◆ EXTRAIT DU DOCUMENT ◆
****************
Les “self-help movie”: le cinéma qui mêle coaching et psychologie …

Adapter au cinéma non pas un roman mais un guide de développement personnel ? Le pari était risqué, ce qui n’a pas empêché Hollywood de s’en sortir, comme il en a l’habitude, plus que gagnant. Il s’agirait même de la dernière tendance dans le cinéma américain, après le succès inattendu des très rentables Ce que pensent les hommes (près de 180 millions de dollars en 2009) ou du plus récent Think Like a Man (90 millions de dollars seulement aux Etats-Unis depuis sa sortie fin avril). Et ce, malgré leur absence de stars et leur coeur de cible principalement afro-américain.
****************
◆ ENREGISTREMENTS STOCKÉS ◆
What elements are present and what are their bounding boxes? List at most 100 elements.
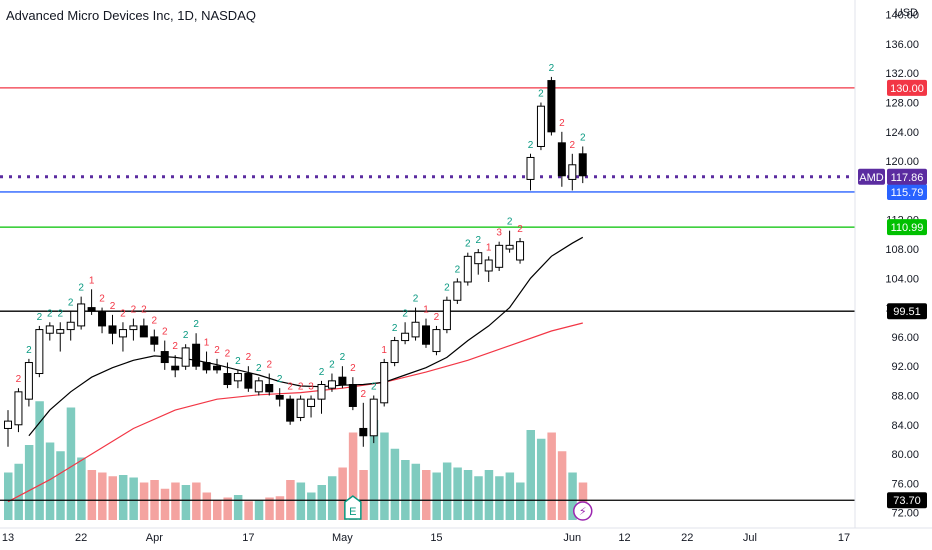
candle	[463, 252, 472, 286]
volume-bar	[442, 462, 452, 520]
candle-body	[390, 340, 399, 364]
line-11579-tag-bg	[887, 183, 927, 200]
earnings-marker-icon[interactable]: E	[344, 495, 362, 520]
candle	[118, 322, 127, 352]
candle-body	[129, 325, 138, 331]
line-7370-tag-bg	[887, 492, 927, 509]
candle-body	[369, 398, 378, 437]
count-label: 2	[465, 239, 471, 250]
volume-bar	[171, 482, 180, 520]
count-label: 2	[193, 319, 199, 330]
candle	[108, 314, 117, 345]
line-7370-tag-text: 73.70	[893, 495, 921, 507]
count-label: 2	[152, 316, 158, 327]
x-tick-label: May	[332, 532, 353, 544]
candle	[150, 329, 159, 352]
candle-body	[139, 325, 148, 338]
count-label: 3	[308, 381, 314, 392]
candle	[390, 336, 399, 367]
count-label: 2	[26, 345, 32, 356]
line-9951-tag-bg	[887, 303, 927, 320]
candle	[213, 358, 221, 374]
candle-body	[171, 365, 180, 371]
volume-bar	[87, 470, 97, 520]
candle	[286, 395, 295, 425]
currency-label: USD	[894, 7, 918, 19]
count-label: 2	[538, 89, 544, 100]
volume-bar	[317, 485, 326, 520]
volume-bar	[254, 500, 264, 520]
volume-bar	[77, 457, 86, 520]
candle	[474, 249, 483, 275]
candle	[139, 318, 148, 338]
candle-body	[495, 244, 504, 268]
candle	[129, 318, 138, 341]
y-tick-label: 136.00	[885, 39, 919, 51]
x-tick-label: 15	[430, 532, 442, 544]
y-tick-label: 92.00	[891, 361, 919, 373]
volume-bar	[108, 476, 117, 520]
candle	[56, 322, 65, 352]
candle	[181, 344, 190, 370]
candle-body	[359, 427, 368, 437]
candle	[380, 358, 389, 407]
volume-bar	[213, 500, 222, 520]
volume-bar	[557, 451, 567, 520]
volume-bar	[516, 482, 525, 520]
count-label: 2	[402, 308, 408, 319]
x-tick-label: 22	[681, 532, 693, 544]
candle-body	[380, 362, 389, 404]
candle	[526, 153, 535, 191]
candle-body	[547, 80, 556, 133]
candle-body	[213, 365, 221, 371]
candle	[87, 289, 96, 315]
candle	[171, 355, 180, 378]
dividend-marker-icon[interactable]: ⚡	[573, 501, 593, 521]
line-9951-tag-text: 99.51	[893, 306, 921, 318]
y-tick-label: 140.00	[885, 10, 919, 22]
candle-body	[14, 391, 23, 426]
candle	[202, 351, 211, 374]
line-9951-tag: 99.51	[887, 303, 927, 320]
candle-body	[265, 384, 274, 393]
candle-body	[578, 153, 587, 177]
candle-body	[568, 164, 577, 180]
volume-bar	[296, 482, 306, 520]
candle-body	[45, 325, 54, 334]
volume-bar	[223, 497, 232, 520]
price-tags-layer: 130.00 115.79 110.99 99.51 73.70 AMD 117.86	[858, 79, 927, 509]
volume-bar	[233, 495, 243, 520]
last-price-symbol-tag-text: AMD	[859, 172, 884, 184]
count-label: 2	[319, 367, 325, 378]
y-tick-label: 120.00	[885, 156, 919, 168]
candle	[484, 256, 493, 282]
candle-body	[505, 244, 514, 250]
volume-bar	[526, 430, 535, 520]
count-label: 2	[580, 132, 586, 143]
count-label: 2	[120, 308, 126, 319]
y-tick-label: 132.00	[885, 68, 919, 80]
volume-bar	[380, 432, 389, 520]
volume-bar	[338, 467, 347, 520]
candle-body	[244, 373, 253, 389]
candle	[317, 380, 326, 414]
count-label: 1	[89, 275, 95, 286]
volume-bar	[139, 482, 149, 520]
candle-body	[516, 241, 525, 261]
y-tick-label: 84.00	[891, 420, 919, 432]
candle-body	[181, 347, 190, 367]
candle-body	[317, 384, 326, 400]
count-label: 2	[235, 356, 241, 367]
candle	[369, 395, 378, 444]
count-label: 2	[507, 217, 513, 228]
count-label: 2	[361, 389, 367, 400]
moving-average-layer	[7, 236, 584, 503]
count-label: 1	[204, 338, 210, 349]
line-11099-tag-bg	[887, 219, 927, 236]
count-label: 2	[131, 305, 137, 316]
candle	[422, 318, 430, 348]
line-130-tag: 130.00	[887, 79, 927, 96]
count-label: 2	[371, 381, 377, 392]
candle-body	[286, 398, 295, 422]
****************
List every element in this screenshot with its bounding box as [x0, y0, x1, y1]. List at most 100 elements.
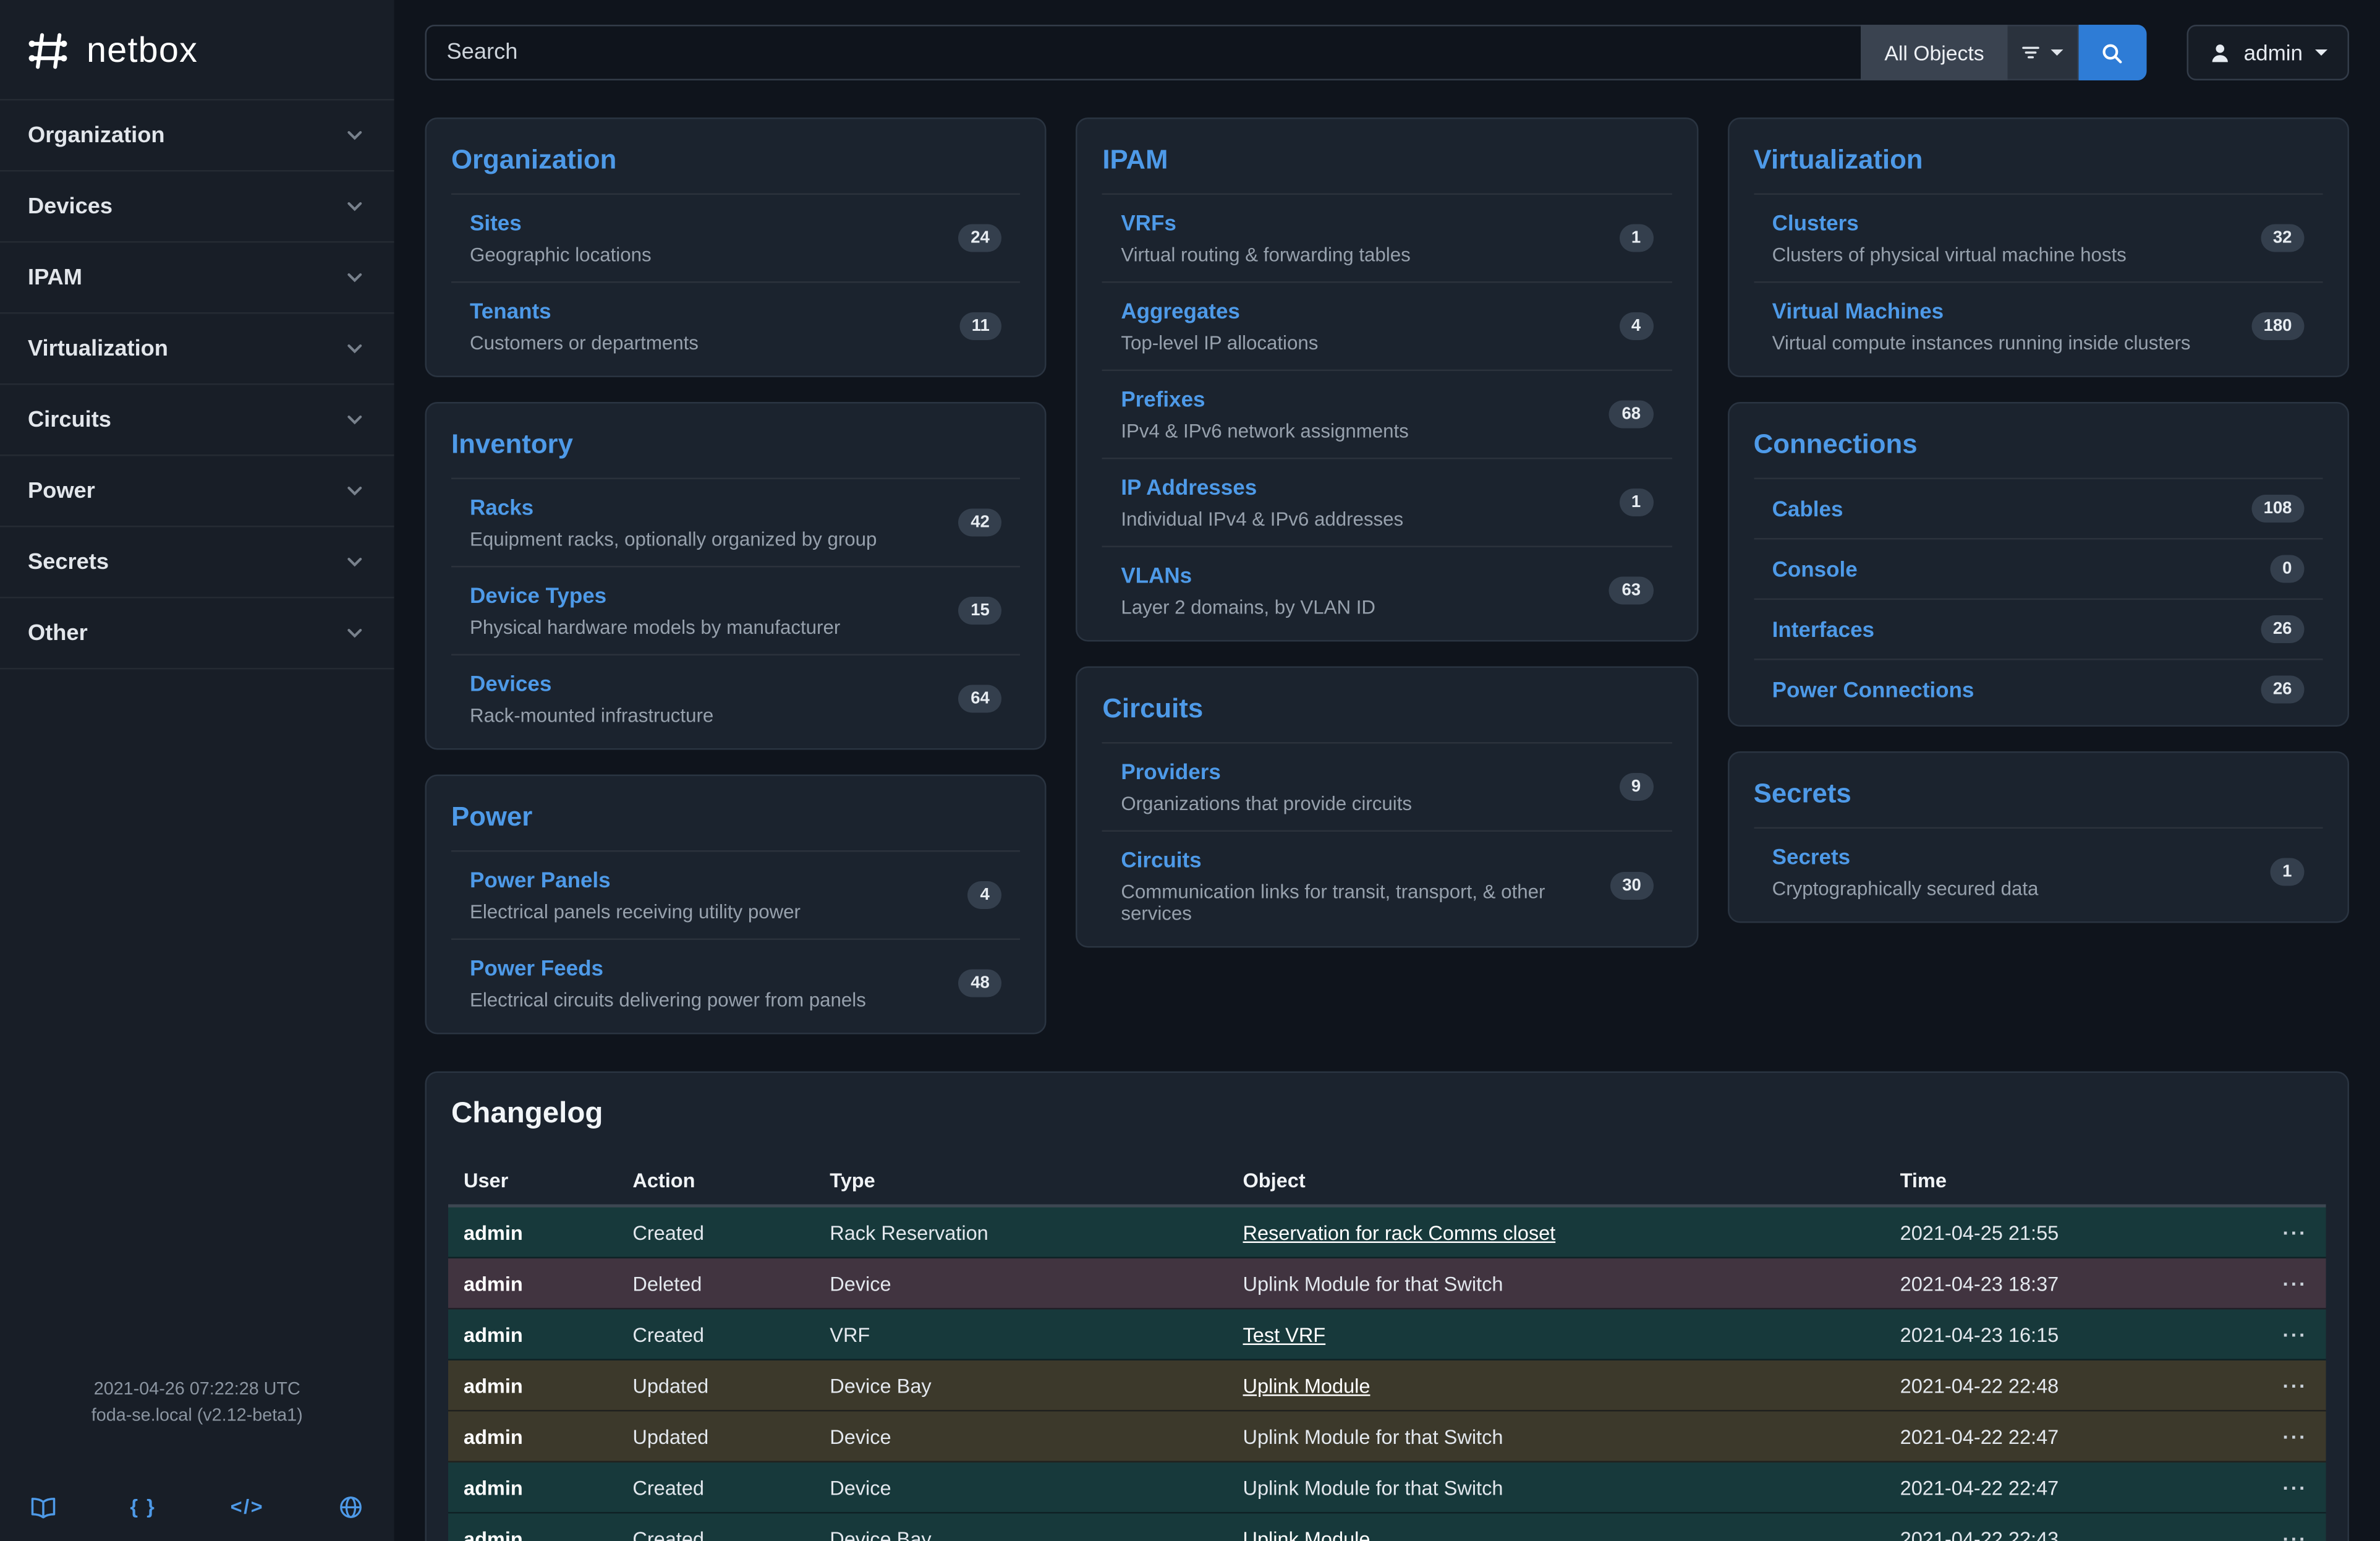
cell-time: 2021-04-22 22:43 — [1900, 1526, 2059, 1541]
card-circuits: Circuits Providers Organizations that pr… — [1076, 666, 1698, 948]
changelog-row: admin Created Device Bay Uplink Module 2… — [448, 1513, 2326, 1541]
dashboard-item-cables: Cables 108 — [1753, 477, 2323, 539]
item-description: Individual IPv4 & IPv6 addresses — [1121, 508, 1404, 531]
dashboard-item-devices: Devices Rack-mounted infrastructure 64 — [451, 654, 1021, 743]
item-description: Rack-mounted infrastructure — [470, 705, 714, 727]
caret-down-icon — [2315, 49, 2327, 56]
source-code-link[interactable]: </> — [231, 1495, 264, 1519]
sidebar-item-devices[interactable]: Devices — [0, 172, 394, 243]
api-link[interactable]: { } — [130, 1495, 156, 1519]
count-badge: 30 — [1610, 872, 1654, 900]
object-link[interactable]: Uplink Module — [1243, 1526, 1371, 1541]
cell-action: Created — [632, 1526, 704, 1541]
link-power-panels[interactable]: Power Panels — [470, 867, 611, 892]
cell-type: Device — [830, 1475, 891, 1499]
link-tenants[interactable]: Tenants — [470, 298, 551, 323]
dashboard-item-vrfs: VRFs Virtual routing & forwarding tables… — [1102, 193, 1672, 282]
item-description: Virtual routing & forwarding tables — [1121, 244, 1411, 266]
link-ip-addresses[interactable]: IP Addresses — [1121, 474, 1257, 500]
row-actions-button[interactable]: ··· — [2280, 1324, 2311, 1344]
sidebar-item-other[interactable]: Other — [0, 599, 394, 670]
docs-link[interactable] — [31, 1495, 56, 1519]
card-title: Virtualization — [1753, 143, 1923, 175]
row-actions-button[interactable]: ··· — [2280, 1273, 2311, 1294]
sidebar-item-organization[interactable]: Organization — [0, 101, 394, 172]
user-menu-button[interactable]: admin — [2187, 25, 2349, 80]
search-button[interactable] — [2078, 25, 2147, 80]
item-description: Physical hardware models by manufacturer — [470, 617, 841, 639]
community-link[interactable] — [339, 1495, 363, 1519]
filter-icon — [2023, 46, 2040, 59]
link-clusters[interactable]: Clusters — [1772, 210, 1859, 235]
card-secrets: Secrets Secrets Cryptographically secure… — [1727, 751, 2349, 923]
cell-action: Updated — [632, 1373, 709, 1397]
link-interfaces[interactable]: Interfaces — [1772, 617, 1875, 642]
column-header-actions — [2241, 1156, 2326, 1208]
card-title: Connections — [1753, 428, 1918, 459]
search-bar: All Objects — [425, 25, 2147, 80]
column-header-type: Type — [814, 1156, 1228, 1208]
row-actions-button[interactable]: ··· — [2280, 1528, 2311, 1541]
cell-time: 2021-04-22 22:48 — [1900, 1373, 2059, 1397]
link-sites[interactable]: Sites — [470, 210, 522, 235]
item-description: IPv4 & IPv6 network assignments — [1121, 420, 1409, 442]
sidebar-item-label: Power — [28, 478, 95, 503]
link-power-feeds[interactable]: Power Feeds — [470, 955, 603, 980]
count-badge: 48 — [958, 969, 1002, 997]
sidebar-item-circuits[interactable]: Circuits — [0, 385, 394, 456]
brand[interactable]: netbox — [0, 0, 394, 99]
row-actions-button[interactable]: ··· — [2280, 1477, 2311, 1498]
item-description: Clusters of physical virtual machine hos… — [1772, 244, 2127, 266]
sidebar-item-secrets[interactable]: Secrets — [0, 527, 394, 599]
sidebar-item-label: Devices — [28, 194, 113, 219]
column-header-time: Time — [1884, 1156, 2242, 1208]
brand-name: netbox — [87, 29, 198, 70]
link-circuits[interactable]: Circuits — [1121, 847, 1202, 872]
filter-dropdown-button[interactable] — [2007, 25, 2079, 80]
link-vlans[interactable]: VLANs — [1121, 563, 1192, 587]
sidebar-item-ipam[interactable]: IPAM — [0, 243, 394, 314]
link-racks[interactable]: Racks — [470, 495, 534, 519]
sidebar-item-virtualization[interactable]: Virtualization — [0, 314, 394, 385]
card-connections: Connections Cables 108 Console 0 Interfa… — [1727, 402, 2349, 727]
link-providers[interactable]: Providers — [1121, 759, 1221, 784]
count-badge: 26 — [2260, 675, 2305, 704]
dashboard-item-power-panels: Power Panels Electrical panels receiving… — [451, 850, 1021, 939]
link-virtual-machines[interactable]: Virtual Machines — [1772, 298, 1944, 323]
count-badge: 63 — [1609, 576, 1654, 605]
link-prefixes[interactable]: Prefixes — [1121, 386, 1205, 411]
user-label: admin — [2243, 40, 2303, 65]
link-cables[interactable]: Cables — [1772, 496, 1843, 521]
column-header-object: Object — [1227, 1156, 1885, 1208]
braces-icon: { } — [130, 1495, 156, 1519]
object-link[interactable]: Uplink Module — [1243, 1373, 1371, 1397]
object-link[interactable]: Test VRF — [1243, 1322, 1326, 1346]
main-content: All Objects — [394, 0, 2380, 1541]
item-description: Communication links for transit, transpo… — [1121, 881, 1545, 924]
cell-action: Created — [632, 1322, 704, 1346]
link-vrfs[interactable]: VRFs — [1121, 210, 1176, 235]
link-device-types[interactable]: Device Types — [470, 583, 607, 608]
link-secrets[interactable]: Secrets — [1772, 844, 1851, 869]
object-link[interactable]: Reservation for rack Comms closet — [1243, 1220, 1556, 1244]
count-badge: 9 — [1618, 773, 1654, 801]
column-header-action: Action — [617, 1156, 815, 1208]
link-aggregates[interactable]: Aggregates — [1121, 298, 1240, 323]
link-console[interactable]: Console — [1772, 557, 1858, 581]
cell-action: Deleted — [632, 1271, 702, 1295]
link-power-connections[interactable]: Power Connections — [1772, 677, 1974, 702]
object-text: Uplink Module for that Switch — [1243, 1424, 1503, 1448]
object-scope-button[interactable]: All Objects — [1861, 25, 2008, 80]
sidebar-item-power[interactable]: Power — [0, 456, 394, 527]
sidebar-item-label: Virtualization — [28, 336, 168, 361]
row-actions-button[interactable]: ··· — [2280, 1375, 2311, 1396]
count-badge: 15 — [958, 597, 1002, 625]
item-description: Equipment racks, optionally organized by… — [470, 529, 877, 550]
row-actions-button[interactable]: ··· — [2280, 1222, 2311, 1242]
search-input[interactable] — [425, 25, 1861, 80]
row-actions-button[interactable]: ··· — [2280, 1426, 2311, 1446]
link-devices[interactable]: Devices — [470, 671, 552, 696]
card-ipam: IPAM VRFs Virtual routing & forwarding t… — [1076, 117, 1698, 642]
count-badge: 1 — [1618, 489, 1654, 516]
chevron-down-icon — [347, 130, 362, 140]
****************
◆ LISTE DES TÂCHES ◆
a) Indiquez si chacune des affirmations suivantes concorde avec l'extrait du document, en répondant par oui ou par non et en citant les mots décisifs de l'extrait : (i) Ce que pensent les hommes a rapporté près de 180 millions de dollars en 2009 ; (ii) Think Like a Man est sorti fin mars ; (iii) ces films réunissaient de grandes stars.
b) D'après l'extrait du document, quel est le cœur de cible principal de ces films ?
c) Traduisez en anglais cette phrase de l'extrait du document : « Le pari était risqué, ce qui n’a pas empêché Hollywood de s’en sortir, comme il en a l’habitude, plus que gagnant. »

◆ RÉSULTATS DES TÂCHES ◆
a)
(i) Oui : « près de 180 millions de dollars en 2009 ».
(ii) Non : « depuis sa sortie fin avril ».
(iii) Non : « malgré leur absence de stars ».

b) Leur cœur de cible est principalement afro-américain.

c) The gamble was risky, which did not stop Hollywood from coming out of it, as it usually does, more than a winner.